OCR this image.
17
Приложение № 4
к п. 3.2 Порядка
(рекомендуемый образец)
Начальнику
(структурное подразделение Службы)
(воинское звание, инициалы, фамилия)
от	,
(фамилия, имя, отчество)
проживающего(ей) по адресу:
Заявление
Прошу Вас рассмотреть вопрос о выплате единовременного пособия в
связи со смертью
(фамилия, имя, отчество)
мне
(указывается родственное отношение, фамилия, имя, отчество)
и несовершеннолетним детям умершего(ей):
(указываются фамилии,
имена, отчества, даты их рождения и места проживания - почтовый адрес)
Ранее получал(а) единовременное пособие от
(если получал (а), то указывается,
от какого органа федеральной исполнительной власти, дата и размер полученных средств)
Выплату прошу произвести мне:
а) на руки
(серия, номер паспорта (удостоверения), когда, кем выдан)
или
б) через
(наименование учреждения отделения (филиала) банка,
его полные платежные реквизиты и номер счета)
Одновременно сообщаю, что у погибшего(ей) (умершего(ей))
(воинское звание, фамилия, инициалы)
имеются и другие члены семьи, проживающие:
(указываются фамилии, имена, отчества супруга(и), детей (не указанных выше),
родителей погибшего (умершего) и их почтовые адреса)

______________________________

What is asked:
Give back each line above precisely as it stands.

The answer:
OCR this image.
17
Приложение № 4
к п. 3.2 Порядка
(рекомендуемый образец)
Начальнику
(структурное подразделение Службы)
(воинское звание, инициалы, фамилия)
от	,
(фамилия, имя, отчество)
проживающего(ей) по адресу:
Заявление
Прошу Вас рассмотреть вопрос о выплате единовременного пособия в
связи со смертью
(фамилия, имя, отчество)
мне
(указывается родственное отношение, фамилия, имя, отчество)
и несовершеннолетним детям умершего(ей):
(указываются фамилии,
имена, отчества, даты их рождения и места проживания - почтовый адрес)
Ранее получал(а) единовременное пособие от
(если получал (а), то указывается,
от какого органа федеральной исполнительной власти, дата и размер полученных средств)
Выплату прошу произвести мне:
а) на руки
(серия, номер паспорта (удостоверения), когда, кем выдан)
или
б) через
(наименование учреждения отделения (филиала) банка,
его полные платежные реквизиты и номер счета)
Одновременно сообщаю, что у погибшего(ей) (умершего(ей))
(воинское звание, фамилия, инициалы)
имеются и другие члены семьи, проживающие:
(указываются фамилии, имена, отчества супруга(и), детей (не указанных выше),
родителей погибшего (умершего) и их почтовые адреса)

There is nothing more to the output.